* WORK TO COMPLETE *
Write out, precisely and in full, each line of the material.

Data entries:
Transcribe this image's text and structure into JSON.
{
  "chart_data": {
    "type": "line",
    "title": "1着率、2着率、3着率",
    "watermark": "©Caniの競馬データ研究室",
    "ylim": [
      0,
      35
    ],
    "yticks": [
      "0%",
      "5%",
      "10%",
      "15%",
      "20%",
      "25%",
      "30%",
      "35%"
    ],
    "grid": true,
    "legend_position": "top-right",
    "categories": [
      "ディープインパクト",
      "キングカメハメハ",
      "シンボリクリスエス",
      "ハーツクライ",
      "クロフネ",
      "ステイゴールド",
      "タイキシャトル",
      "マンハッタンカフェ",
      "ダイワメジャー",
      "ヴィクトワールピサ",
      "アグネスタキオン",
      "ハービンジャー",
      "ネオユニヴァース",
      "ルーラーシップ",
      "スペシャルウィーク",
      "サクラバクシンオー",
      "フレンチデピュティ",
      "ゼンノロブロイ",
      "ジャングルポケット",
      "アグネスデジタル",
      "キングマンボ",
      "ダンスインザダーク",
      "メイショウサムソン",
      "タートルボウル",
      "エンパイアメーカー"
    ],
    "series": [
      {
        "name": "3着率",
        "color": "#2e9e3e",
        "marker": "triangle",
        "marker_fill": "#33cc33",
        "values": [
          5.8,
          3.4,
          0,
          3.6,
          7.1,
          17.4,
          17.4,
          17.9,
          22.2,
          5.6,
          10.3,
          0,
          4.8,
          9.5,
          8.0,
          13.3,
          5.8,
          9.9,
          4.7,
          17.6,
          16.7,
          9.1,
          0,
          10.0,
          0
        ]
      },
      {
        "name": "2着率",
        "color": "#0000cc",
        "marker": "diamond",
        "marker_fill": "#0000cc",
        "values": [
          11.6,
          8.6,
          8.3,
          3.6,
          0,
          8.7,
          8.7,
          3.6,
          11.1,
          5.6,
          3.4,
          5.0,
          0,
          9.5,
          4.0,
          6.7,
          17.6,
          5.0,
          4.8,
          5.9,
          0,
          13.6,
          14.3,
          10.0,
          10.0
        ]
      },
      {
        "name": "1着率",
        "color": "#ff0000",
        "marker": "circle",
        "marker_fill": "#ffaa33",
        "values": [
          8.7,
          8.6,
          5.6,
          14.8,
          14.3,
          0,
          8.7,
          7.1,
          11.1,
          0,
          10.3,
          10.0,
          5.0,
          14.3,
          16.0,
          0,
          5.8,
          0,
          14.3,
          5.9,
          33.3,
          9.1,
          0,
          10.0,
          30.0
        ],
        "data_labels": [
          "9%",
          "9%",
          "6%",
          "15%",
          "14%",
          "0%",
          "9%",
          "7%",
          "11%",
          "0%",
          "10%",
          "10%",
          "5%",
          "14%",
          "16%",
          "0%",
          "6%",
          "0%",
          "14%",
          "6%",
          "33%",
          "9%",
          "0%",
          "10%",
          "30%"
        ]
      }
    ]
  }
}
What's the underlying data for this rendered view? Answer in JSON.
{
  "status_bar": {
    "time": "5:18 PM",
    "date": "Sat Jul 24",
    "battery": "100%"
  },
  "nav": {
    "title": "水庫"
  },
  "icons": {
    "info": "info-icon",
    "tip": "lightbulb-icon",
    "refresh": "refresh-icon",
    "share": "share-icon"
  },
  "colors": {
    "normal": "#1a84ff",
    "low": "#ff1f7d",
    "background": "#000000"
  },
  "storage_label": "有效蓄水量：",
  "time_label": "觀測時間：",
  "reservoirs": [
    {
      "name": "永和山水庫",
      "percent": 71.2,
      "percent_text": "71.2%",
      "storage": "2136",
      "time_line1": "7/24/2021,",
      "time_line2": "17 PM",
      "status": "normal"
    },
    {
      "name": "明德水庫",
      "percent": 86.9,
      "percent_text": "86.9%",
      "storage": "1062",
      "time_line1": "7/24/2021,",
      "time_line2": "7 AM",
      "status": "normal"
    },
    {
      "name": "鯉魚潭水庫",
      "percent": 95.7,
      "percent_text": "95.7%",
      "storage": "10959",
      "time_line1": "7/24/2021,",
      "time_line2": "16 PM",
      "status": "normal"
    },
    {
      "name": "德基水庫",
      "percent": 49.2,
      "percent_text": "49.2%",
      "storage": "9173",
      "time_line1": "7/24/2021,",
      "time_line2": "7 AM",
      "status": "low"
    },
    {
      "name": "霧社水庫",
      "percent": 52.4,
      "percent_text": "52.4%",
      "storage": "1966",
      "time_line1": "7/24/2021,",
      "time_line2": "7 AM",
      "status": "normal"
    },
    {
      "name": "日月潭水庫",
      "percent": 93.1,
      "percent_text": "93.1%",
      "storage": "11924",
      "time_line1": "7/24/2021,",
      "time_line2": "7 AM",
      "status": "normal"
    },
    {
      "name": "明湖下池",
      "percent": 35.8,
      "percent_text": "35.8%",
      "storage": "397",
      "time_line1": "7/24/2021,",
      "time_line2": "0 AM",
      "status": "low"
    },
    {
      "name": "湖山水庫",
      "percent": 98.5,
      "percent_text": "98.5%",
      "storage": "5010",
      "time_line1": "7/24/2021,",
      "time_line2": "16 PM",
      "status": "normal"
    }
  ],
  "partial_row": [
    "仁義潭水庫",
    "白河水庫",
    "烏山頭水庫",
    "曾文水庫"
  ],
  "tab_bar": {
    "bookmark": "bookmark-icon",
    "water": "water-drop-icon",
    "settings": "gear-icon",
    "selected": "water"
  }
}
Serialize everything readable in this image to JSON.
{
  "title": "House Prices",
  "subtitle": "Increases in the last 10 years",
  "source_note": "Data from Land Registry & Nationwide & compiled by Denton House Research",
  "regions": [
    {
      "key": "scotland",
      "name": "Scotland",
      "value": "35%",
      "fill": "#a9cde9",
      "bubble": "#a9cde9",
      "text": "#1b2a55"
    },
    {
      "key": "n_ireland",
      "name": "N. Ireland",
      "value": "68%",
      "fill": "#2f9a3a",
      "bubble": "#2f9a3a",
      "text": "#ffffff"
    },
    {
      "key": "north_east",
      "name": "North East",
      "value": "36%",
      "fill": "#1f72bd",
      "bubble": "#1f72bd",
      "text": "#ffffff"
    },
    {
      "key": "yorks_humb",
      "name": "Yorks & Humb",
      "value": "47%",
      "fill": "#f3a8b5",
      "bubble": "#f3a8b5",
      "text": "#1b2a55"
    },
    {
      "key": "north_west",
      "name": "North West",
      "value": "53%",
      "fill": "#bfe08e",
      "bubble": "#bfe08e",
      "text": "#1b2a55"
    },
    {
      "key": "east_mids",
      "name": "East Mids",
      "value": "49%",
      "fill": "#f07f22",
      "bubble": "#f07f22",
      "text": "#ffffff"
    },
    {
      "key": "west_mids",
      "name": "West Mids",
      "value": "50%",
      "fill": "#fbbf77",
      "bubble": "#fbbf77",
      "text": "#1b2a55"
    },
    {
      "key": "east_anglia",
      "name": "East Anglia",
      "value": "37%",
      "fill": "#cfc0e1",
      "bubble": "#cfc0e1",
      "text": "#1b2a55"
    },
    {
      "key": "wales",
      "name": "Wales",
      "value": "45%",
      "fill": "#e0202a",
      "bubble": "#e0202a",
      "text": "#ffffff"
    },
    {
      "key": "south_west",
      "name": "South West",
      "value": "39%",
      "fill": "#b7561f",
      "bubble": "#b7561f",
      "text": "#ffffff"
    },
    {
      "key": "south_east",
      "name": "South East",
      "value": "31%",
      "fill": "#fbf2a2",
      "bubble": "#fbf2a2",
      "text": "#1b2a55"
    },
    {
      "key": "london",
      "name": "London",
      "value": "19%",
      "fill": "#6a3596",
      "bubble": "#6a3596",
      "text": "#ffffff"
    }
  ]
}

* REPLY *
Transcribe this image's text and structure into JSON.
{
  "chart_data": {
    "type": "line",
    "title": "1着率、2着率、3着率",
    "watermark": "©Caniの競馬データ研究室",
    "ylim": [
      0,
      35
    ],
    "yticks": [
      "0%",
      "5%",
      "10%",
      "15%",
      "20%",
      "25%",
      "30%",
      "35%"
    ],
    "grid": true,
    "legend_position": "top-right",
    "categories": [
      "ディープインパクト",
      "キングカメハメハ",
      "シンボリクリスエス",
      "ハーツクライ",
      "クロフネ",
      "ステイゴールド",
      "タイキシャトル",
      "マンハッタンカフェ",
      "ダイワメジャー",
      "ヴィクトワールピサ",
      "アグネスタキオン",
      "ハービンジャー",
      "ネオユニヴァース",
      "ルーラーシップ",
      "スペシャルウィーク",
      "サクラバクシンオー",
      "フレンチデピュティ",
      "ゼンノロブロイ",
      "ジャングルポケット",
      "アグネスデジタル",
      "キングマンボ",
      "ダンスインザダーク",
      "メイショウサムソン",
      "タートルボウル",
      "エンパイアメーカー"
    ],
    "series": [
      {
        "name": "3着率",
        "color": "#2e9e3e",
        "marker": "triangle",
        "marker_fill": "#33cc33",
        "values": [
          5.8,
          3.4,
          0,
          3.6,
          7.1,
          17.4,
          17.4,
          17.9,
          22.2,
          5.6,
          10.3,
          0,
          4.8,
          9.5,
          8.0,
          13.3,
          5.8,
          9.9,
          4.7,
          17.6,
          16.7,
          9.1,
          0,
          10.0,
          0
        ]
      },
      {
        "name": "2着率",
        "color": "#0000cc",
        "marker": "diamond",
        "marker_fill": "#0000cc",
        "values": [
          11.6,
          8.6,
          8.3,
          3.6,
          0,
          8.7,
          8.7,
          3.6,
          11.1,
          5.6,
          3.4,
          5.0,
          0,
          9.5,
          4.0,
          6.7,
          17.6,
          5.0,
          4.8,
          5.9,
          0,
          13.6,
          14.3,
          10.0,
          10.0
        ]
      },
      {
        "name": "1着率",
        "color": "#ff0000",
        "marker": "circle",
        "marker_fill": "#ffaa33",
        "values": [
          8.7,
          8.6,
          5.6,
          14.8,
          14.3,
          0,
          8.7,
          7.1,
          11.1,
          0,
          10.3,
          10.0,
          5.0,
          14.3,
          16.0,
          0,
          5.8,
          0,
          14.3,
          5.9,
          33.3,
          9.1,
          0,
          10.0,
          30.0
        ],
        "data_labels": [
          "9%",
          "9%",
          "6%",
          "15%",
          "14%",
          "0%",
          "9%",
          "7%",
          "11%",
          "0%",
          "10%",
          "10%",
          "5%",
          "14%",
          "16%",
          "0%",
          "6%",
          "0%",
          "14%",
          "6%",
          "33%",
          "9%",
          "0%",
          "10%",
          "30%"
        ]
      }
    ]
  }
}
What's the underlying data for this rendered view? Answer in JSON.
{
  "status_bar": {
    "time": "5:18 PM",
    "date": "Sat Jul 24",
    "battery": "100%"
  },
  "nav": {
    "title": "水庫"
  },
  "icons": {
    "info": "info-icon",
    "tip": "lightbulb-icon",
    "refresh": "refresh-icon",
    "share": "share-icon"
  },
  "colors": {
    "normal": "#1a84ff",
    "low": "#ff1f7d",
    "background": "#000000"
  },
  "storage_label": "有效蓄水量：",
  "time_label": "觀測時間：",
  "reservoirs": [
    {
      "name": "永和山水庫",
      "percent": 71.2,
      "percent_text": "71.2%",
      "storage": "2136",
      "time_line1": "7/24/2021,",
      "time_line2": "17 PM",
      "status": "normal"
    },
    {
      "name": "明德水庫",
      "percent": 86.9,
      "percent_text": "86.9%",
      "storage": "1062",
      "time_line1": "7/24/2021,",
      "time_line2": "7 AM",
      "status": "normal"
    },
    {
      "name": "鯉魚潭水庫",
      "percent": 95.7,
      "percent_text": "95.7%",
      "storage": "10959",
      "time_line1": "7/24/2021,",
      "time_line2": "16 PM",
      "status": "normal"
    },
    {
      "name": "德基水庫",
      "percent": 49.2,
      "percent_text": "49.2%",
      "storage": "9173",
      "time_line1": "7/24/2021,",
      "time_line2": "7 AM",
      "status": "low"
    },
    {
      "name": "霧社水庫",
      "percent": 52.4,
      "percent_text": "52.4%",
      "storage": "1966",
      "time_line1": "7/24/2021,",
      "time_line2": "7 AM",
      "status": "normal"
    },
    {
      "name": "日月潭水庫",
      "percent": 93.1,
      "percent_text": "93.1%",
      "storage": "11924",
      "time_line1": "7/24/2021,",
      "time_line2": "7 AM",
      "status": "normal"
    },
    {
      "name": "明湖下池",
      "percent": 35.8,
      "percent_text": "35.8%",
      "storage": "397",
      "time_line1": "7/24/2021,",
      "time_line2": "0 AM",
      "status": "low"
    },
    {
      "name": "湖山水庫",
      "percent": 98.5,
      "percent_text": "98.5%",
      "storage": "5010",
      "time_line1": "7/24/2021,",
      "time_line2": "16 PM",
      "status": "normal"
    }
  ],
  "partial_row": [
    "仁義潭水庫",
    "白河水庫",
    "烏山頭水庫",
    "曾文水庫"
  ],
  "tab_bar": {
    "bookmark": "bookmark-icon",
    "water": "water-drop-icon",
    "settings": "gear-icon",
    "selected": "water"
  }
}
Serialize everything readable in this image to JSON.
{
  "title": "House Prices",
  "subtitle": "Increases in the last 10 years",
  "source_note": "Data from Land Registry & Nationwide & compiled by Denton House Research",
  "regions": [
    {
      "key": "scotland",
      "name": "Scotland",
      "value": "35%",
      "fill": "#a9cde9",
      "bubble": "#a9cde9",
      "text": "#1b2a55"
    },
    {
      "key": "n_ireland",
      "name": "N. Ireland",
      "value": "68%",
      "fill": "#2f9a3a",
      "bubble": "#2f9a3a",
      "text": "#ffffff"
    },
    {
      "key": "north_east",
      "name": "North East",
      "value": "36%",
      "fill": "#1f72bd",
      "bubble": "#1f72bd",
      "text": "#ffffff"
    },
    {
      "key": "yorks_humb",
      "name": "Yorks & Humb",
      "value": "47%",
      "fill": "#f3a8b5",
      "bubble": "#f3a8b5",
      "text": "#1b2a55"
    },
    {
      "key": "north_west",
      "name": "North West",
      "value": "53%",
      "fill": "#bfe08e",
      "bubble": "#bfe08e",
      "text": "#1b2a55"
    },
    {
      "key": "east_mids",
      "name": "East Mids",
      "value": "49%",
      "fill": "#f07f22",
      "bubble": "#f07f22",
      "text": "#ffffff"
    },
    {
      "key": "west_mids",
      "name": "West Mids",
      "value": "50%",
      "fill": "#fbbf77",
      "bubble": "#fbbf77",
      "text": "#1b2a55"
    },
    {
      "key": "east_anglia",
      "name": "East Anglia",
      "value": "37%",
      "fill": "#cfc0e1",
      "bubble": "#cfc0e1",
      "text": "#1b2a55"
    },
    {
      "key": "wales",
      "name": "Wales",
      "value": "45%",
      "fill": "#e0202a",
      "bubble": "#e0202a",
      "text": "#ffffff"
    },
    {
      "key": "south_west",
      "name": "South West",
      "value": "39%",
      "fill": "#b7561f",
      "bubble": "#b7561f",
      "text": "#ffffff"
    },
    {
      "key": "south_east",
      "name": "South East",
      "value": "31%",
      "fill": "#fbf2a2",
      "bubble": "#fbf2a2",
      "text": "#1b2a55"
    },
    {
      "key": "london",
      "name": "London",
      "value": "19%",
      "fill": "#6a3596",
      "bubble": "#6a3596",
      "text": "#ffffff"
    }
  ]
}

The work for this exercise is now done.